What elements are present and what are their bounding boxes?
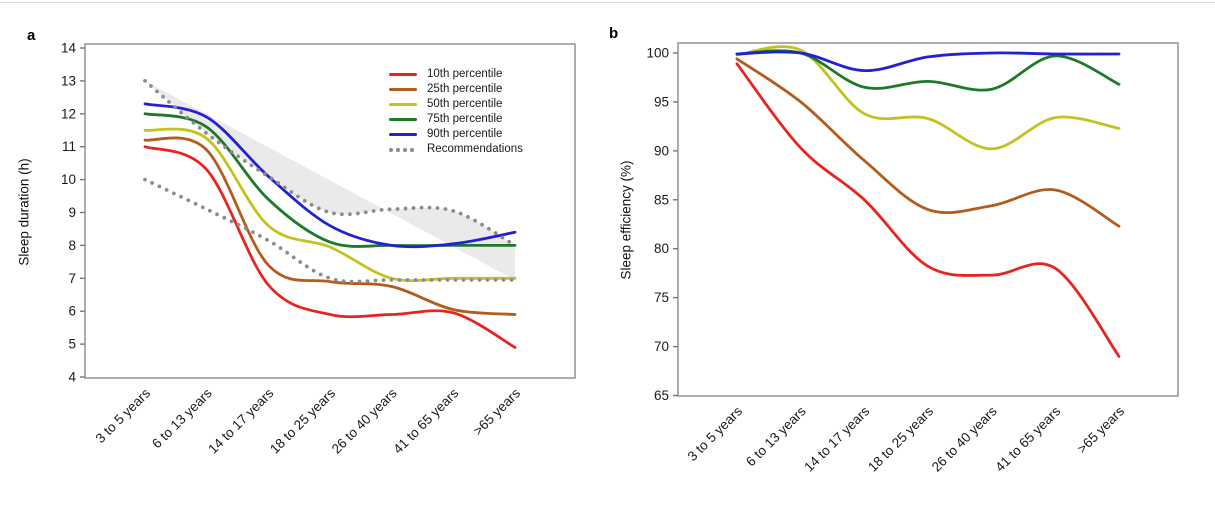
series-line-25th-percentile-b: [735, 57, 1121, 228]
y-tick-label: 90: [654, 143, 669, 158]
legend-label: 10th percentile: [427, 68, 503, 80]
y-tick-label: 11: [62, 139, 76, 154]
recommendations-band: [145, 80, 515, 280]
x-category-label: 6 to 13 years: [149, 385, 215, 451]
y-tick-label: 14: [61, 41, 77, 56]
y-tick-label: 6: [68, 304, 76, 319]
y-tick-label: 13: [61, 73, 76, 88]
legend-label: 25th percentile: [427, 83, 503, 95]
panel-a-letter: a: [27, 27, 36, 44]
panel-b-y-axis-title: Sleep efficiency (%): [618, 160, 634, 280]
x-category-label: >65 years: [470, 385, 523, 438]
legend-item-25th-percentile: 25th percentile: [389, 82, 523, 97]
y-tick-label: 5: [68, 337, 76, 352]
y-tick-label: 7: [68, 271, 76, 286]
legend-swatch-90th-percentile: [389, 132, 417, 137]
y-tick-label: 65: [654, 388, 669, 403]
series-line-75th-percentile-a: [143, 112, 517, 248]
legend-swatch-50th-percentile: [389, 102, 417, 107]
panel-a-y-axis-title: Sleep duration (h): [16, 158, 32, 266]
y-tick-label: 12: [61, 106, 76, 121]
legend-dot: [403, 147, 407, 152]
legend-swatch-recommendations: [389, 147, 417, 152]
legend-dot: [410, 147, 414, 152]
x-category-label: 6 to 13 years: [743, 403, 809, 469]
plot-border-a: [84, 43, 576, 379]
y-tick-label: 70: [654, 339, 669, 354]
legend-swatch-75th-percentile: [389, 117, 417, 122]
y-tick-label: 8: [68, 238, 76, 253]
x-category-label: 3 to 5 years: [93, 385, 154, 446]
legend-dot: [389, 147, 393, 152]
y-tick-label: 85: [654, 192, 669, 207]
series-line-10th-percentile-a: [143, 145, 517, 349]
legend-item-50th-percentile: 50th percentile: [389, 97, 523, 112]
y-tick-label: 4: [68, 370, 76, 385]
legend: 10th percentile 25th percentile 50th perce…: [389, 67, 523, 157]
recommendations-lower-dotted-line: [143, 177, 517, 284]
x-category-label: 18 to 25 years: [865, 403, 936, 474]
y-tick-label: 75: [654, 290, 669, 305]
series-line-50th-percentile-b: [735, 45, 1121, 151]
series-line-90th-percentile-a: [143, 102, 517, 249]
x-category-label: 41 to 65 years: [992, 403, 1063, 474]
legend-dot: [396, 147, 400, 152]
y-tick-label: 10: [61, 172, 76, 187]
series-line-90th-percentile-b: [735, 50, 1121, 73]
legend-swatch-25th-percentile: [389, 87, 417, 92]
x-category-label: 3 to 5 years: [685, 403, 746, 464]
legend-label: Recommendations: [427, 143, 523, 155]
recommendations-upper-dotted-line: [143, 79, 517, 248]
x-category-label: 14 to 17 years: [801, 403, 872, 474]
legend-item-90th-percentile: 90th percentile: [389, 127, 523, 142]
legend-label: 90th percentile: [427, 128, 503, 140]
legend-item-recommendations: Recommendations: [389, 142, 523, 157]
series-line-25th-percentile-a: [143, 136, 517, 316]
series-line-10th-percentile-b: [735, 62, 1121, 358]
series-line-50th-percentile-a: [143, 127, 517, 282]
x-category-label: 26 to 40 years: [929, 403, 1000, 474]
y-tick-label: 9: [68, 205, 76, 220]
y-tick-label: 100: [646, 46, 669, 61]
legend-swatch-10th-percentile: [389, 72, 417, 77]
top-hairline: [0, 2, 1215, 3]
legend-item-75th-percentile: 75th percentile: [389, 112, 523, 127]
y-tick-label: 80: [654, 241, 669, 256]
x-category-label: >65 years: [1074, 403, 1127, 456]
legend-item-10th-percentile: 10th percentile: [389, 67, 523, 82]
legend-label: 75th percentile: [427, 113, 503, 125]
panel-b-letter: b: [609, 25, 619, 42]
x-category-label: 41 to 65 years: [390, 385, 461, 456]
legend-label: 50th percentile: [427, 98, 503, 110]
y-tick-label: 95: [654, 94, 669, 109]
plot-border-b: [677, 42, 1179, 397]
********************
» WHAT YOU HAVE TO DO:
Print every row above exactly as it appears, omitting the picture lines.

» COMPLETED TASK:
What elements are present and what are their bounding boxes?
series-line-25th-percentile-b: [735, 57, 1121, 228]
y-tick-label: 90: [654, 143, 669, 158]
legend-label: 10th percentile: [427, 68, 503, 80]
y-tick-label: 11: [62, 139, 76, 154]
recommendations-band: [145, 80, 515, 280]
x-category-label: 6 to 13 years: [149, 385, 215, 451]
y-tick-label: 14: [61, 41, 77, 56]
y-tick-label: 6: [68, 304, 76, 319]
y-tick-label: 13: [61, 73, 76, 88]
legend-label: 25th percentile: [427, 83, 503, 95]
panel-a-letter: a: [27, 27, 36, 44]
panel-b-y-axis-title: Sleep efficiency (%): [618, 160, 634, 280]
x-category-label: >65 years: [470, 385, 523, 438]
legend-item-25th-percentile: 25th percentile: [389, 82, 523, 97]
y-tick-label: 5: [68, 337, 76, 352]
y-tick-label: 7: [68, 271, 76, 286]
legend-swatch-90th-percentile: [389, 132, 417, 137]
y-tick-label: 65: [654, 388, 669, 403]
series-line-75th-percentile-a: [143, 112, 517, 248]
legend-swatch-50th-percentile: [389, 102, 417, 107]
panel-a-y-axis-title: Sleep duration (h): [16, 158, 32, 266]
y-tick-label: 12: [61, 106, 76, 121]
legend-dot: [403, 147, 407, 152]
legend-swatch-recommendations: [389, 147, 417, 152]
legend-dot: [410, 147, 414, 152]
x-category-label: 6 to 13 years: [743, 403, 809, 469]
plot-border-a: [84, 43, 576, 379]
y-tick-label: 70: [654, 339, 669, 354]
legend-swatch-75th-percentile: [389, 117, 417, 122]
y-tick-label: 8: [68, 238, 76, 253]
x-category-label: 3 to 5 years: [93, 385, 154, 446]
legend-dot: [389, 147, 393, 152]
y-tick-label: 85: [654, 192, 669, 207]
series-line-10th-percentile-a: [143, 145, 517, 349]
legend-item-50th-percentile: 50th percentile: [389, 97, 523, 112]
y-tick-label: 4: [68, 370, 76, 385]
legend: 10th percentile 25th percentile 50th perce…: [389, 67, 523, 157]
recommendations-lower-dotted-line: [143, 177, 517, 284]
x-category-label: 18 to 25 years: [865, 403, 936, 474]
y-tick-label: 75: [654, 290, 669, 305]
series-line-50th-percentile-b: [735, 45, 1121, 151]
series-line-90th-percentile-a: [143, 102, 517, 249]
x-category-label: 41 to 65 years: [992, 403, 1063, 474]
legend-dot: [396, 147, 400, 152]
y-tick-label: 10: [61, 172, 76, 187]
series-line-90th-percentile-b: [735, 50, 1121, 73]
legend-swatch-25th-percentile: [389, 87, 417, 92]
x-category-label: 3 to 5 years: [685, 403, 746, 464]
legend-label: Recommendations: [427, 143, 523, 155]
recommendations-upper-dotted-line: [143, 79, 517, 248]
x-category-label: 14 to 17 years: [801, 403, 872, 474]
legend-item-90th-percentile: 90th percentile: [389, 127, 523, 142]
legend-label: 90th percentile: [427, 128, 503, 140]
legend-item-recommendations: Recommendations: [389, 142, 523, 157]
series-line-25th-percentile-a: [143, 136, 517, 316]
series-line-10th-percentile-b: [735, 62, 1121, 358]
series-line-50th-percentile-a: [143, 127, 517, 282]
x-category-label: 26 to 40 years: [929, 403, 1000, 474]
y-tick-label: 9: [68, 205, 76, 220]
y-tick-label: 100: [646, 46, 669, 61]
legend-swatch-10th-percentile: [389, 72, 417, 77]
top-hairline: [0, 2, 1215, 3]
legend-item-75th-percentile: 75th percentile: [389, 112, 523, 127]
y-tick-label: 80: [654, 241, 669, 256]
x-category-label: >65 years: [1074, 403, 1127, 456]
legend-item-10th-percentile: 10th percentile: [389, 67, 523, 82]
legend-label: 75th percentile: [427, 113, 503, 125]
panel-b-letter: b: [609, 25, 619, 42]
x-category-label: 41 to 65 years: [390, 385, 461, 456]
legend-label: 50th percentile: [427, 98, 503, 110]
y-tick-label: 95: [654, 94, 669, 109]
plot-border-b: [677, 42, 1179, 397]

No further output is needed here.